What you need to do.
Pull out each line of the data that includes the word "color".
::: Records provided :::
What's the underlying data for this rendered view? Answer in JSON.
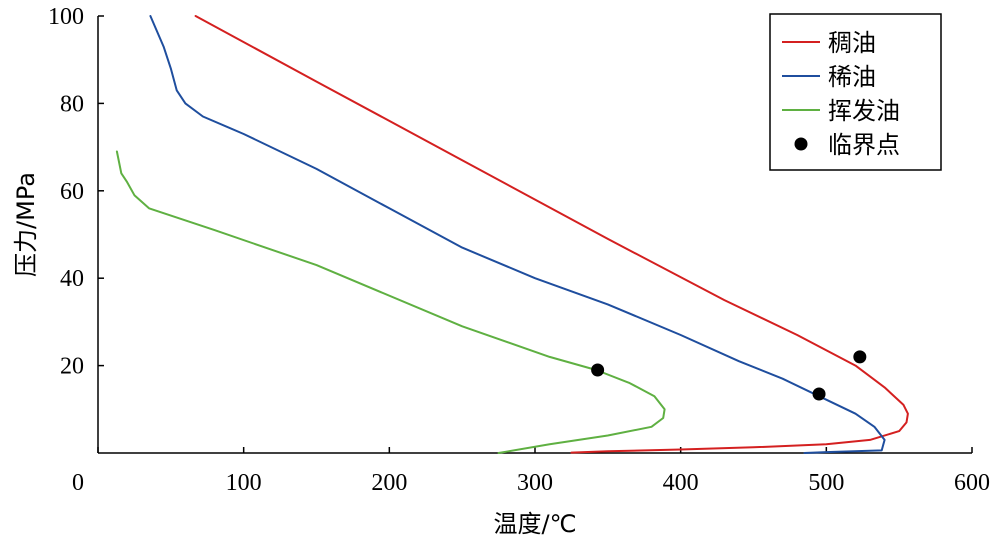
{
  "chart_data": {
    "type": "line",
    "xlabel": "温度/℃",
    "ylabel": "压力/MPa",
    "xlim": [
      0,
      600
    ],
    "ylim": [
      0,
      100
    ],
    "x_ticks": [
      0,
      100,
      200,
      300,
      400,
      500,
      600
    ],
    "y_ticks": [
      20,
      40,
      60,
      80,
      100
    ],
    "grid": false,
    "legend_position": "top-right",
    "series": [
      {
        "name": "稠油",
        "color": "#d42020",
        "points": [
          [
            67,
            100
          ],
          [
            150,
            85
          ],
          [
            250,
            67
          ],
          [
            350,
            49
          ],
          [
            430,
            35
          ],
          [
            480,
            27
          ],
          [
            520,
            20
          ],
          [
            540,
            15
          ],
          [
            553,
            11
          ],
          [
            556,
            9
          ],
          [
            555,
            7
          ],
          [
            550,
            5
          ],
          [
            530,
            3
          ],
          [
            500,
            2
          ],
          [
            450,
            1.3
          ],
          [
            400,
            0.8
          ],
          [
            350,
            0.4
          ],
          [
            325,
            0.1
          ]
        ]
      },
      {
        "name": "稀油",
        "color": "#1f4e9e",
        "points": [
          [
            36,
            100
          ],
          [
            45,
            93
          ],
          [
            50,
            88
          ],
          [
            54,
            83
          ],
          [
            60,
            80
          ],
          [
            72,
            77
          ],
          [
            100,
            73
          ],
          [
            150,
            65
          ],
          [
            200,
            56
          ],
          [
            250,
            47
          ],
          [
            300,
            40
          ],
          [
            350,
            34
          ],
          [
            400,
            27
          ],
          [
            440,
            21
          ],
          [
            470,
            17
          ],
          [
            495,
            13
          ],
          [
            520,
            9
          ],
          [
            533,
            6
          ],
          [
            540,
            3
          ],
          [
            538,
            0.6
          ],
          [
            500,
            0.2
          ],
          [
            485,
            0
          ]
        ]
      },
      {
        "name": "挥发油",
        "color": "#5fb042",
        "points": [
          [
            13,
            69
          ],
          [
            16,
            64
          ],
          [
            20,
            62
          ],
          [
            25,
            59
          ],
          [
            35,
            56
          ],
          [
            80,
            51
          ],
          [
            150,
            43
          ],
          [
            250,
            29
          ],
          [
            310,
            22
          ],
          [
            342,
            19
          ],
          [
            365,
            16
          ],
          [
            382,
            13
          ],
          [
            389,
            10
          ],
          [
            388,
            8
          ],
          [
            380,
            6
          ],
          [
            350,
            4
          ],
          [
            310,
            2
          ],
          [
            275,
            0
          ]
        ]
      }
    ],
    "critical_points": {
      "name": "临界点",
      "color": "#000000",
      "points": [
        [
          523,
          22
        ],
        [
          495,
          13.5
        ],
        [
          343,
          19
        ]
      ]
    }
  }
}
:::
Exercise answer.
        "color": "#d42020",
        "color": "#1f4e9e",
        "color": "#5fb042",
      "color": "#000000",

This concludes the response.